### Supplied entries
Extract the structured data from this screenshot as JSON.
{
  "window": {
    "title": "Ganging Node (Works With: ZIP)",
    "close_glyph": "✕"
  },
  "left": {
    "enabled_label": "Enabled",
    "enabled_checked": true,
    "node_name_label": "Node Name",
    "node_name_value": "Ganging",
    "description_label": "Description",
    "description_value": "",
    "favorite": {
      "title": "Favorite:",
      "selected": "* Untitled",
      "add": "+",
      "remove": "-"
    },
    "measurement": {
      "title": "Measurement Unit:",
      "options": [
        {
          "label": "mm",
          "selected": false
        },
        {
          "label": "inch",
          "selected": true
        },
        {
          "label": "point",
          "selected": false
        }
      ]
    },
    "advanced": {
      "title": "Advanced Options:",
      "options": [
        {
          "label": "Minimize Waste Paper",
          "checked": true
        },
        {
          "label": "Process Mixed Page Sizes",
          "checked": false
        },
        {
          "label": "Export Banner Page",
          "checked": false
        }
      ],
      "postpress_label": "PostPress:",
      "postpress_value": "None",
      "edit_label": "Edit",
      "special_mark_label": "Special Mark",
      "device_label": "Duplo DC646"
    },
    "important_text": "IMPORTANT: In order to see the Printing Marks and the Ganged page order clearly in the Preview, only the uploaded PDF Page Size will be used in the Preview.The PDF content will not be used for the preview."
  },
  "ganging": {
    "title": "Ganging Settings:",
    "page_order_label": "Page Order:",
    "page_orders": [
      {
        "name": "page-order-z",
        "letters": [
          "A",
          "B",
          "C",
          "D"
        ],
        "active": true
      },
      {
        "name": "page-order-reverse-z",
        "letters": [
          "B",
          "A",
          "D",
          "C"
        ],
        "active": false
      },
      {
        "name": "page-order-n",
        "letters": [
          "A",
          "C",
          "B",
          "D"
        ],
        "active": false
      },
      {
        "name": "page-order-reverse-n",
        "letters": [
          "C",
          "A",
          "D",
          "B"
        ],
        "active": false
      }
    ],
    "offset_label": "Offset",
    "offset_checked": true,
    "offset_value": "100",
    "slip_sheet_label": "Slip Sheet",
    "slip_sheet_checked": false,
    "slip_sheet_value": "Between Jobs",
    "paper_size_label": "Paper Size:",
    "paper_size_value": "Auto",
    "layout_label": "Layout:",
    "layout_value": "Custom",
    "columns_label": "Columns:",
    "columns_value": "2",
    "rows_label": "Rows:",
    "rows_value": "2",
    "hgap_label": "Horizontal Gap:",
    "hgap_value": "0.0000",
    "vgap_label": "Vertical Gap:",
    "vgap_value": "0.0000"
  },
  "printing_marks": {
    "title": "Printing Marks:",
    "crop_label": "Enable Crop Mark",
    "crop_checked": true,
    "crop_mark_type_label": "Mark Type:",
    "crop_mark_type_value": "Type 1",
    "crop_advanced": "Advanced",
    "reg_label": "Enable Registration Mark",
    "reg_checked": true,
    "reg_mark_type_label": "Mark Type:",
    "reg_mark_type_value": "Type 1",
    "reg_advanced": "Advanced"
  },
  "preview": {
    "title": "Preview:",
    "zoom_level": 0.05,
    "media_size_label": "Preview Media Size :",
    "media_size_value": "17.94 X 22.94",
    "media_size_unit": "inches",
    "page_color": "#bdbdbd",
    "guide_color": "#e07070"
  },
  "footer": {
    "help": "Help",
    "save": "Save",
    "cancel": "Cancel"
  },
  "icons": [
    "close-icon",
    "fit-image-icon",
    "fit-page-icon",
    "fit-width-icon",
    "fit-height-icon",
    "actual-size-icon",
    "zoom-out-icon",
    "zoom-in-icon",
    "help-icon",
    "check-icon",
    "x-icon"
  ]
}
######
Consider the entries above and return each line with the string "Type".

    "crop_mark_type_label": "Mark Type:",
    "crop_mark_type_value": "Type 1",
    "reg_mark_type_label": "Mark Type:",
    "reg_mark_type_value": "Type 1",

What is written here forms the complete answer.